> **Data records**
□ □ □

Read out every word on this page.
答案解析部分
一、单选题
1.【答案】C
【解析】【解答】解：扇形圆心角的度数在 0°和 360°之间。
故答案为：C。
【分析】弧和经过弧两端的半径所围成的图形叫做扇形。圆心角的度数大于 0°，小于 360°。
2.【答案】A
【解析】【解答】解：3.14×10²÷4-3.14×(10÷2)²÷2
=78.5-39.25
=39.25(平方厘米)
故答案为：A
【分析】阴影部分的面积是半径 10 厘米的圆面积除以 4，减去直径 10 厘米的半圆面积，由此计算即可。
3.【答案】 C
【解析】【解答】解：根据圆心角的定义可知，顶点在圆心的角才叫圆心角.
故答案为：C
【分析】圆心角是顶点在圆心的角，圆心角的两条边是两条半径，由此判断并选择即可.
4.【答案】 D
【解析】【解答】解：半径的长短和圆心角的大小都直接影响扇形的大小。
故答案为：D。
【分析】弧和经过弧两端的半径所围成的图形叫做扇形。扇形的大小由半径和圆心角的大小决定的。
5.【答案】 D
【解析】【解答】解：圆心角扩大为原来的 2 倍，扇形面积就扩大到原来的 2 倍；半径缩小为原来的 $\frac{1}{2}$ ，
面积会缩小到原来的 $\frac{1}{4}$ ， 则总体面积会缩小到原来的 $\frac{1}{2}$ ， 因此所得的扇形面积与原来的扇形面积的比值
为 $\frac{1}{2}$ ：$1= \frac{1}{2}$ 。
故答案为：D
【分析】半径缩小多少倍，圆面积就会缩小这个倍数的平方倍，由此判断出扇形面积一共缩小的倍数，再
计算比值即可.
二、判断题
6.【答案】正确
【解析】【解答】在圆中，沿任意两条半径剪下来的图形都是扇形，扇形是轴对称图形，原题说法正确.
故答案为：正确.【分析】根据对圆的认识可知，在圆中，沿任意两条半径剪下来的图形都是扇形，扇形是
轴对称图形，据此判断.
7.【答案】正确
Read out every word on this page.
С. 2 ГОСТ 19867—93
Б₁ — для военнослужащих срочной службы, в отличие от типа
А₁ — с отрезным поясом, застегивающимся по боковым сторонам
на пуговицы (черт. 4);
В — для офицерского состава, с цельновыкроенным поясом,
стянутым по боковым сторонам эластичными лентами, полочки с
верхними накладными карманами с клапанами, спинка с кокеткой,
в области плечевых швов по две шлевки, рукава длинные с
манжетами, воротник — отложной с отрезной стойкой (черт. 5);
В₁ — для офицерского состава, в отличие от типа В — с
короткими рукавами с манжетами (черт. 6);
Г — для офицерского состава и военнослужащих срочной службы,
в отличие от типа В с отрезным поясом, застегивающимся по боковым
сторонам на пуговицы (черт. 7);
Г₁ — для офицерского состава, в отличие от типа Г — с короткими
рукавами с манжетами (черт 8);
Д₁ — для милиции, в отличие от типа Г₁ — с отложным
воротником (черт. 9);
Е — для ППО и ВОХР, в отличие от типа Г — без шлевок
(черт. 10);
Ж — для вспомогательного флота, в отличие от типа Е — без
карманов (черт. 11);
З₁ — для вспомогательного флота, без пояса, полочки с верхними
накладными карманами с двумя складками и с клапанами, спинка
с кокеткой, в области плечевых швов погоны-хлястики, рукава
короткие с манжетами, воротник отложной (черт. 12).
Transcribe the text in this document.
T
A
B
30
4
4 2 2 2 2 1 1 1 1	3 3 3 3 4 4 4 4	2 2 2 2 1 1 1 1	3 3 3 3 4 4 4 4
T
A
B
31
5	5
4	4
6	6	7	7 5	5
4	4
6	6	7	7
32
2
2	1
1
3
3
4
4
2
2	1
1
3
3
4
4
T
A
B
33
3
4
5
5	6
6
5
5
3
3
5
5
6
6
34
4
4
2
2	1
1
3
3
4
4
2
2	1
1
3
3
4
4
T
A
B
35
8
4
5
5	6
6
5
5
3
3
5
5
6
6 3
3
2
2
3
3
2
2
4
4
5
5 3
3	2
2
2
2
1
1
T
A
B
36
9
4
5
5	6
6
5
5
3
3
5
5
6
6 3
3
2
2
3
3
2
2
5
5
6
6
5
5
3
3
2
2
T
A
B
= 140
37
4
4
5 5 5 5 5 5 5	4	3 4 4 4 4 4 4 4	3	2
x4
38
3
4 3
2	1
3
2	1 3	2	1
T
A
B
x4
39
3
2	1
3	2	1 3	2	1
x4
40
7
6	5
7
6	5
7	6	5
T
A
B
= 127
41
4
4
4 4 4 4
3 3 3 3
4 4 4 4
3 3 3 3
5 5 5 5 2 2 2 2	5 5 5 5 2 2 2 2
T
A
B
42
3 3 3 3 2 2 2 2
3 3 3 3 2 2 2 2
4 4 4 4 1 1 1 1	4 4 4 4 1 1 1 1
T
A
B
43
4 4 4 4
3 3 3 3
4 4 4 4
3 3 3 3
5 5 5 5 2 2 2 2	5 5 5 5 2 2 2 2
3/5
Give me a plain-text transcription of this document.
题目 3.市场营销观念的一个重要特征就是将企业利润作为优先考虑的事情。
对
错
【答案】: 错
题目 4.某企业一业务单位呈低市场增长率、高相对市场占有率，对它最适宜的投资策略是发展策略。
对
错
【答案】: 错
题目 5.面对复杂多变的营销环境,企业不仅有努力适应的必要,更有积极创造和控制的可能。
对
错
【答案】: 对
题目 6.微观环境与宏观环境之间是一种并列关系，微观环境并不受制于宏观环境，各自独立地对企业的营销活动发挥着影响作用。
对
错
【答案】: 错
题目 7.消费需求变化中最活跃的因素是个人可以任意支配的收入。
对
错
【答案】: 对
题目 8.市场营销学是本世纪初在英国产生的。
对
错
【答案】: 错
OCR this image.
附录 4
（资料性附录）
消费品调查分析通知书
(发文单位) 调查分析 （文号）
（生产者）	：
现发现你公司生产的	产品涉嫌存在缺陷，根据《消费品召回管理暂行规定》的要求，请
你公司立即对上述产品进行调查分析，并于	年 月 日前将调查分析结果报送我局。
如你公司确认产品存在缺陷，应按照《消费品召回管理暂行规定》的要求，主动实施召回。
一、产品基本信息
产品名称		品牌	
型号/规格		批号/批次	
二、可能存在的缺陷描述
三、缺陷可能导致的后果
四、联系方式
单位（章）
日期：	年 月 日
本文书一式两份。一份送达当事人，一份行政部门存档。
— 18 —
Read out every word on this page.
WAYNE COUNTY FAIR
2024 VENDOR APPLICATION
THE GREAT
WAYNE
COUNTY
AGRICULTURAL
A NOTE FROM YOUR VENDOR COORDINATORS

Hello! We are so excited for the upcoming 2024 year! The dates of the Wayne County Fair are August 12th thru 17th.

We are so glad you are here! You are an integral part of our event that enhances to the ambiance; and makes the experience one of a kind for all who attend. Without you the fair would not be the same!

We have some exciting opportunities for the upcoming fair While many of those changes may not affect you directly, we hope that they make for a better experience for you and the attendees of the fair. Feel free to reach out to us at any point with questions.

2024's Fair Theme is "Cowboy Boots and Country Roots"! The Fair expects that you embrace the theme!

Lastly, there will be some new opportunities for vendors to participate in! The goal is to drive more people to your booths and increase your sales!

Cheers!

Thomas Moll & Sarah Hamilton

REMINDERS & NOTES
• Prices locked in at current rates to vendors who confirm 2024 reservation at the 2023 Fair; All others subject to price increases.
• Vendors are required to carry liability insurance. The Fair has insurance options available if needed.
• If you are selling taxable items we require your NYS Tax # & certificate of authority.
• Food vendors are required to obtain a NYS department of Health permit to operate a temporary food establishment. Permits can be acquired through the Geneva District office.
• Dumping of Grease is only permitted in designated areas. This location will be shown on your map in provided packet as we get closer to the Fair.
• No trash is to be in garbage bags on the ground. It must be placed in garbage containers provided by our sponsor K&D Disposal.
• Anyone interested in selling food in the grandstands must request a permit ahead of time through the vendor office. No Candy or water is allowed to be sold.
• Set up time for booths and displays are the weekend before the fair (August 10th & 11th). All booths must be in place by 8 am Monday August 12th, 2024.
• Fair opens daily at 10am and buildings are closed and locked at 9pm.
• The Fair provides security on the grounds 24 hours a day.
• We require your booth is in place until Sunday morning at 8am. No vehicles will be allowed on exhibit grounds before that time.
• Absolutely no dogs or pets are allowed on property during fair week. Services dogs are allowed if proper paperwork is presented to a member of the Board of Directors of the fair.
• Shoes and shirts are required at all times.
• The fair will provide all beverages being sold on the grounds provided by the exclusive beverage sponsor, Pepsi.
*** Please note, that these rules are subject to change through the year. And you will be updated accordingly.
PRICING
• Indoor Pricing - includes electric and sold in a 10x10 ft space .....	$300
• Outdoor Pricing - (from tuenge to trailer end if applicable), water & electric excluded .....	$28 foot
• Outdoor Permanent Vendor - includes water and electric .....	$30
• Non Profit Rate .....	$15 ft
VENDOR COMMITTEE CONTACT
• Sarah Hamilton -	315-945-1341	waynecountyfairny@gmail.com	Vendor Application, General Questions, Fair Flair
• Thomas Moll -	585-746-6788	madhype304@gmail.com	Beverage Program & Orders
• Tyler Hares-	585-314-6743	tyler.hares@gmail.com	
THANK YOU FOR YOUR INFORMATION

□ □ □

> **Exercise goal**
Gather each line holding the string "службы".

> **The result**
Б₁ — для военнослужащих срочной службы, в отличие от типа
Г — для офицерского состава и военнослужащих срочной службы,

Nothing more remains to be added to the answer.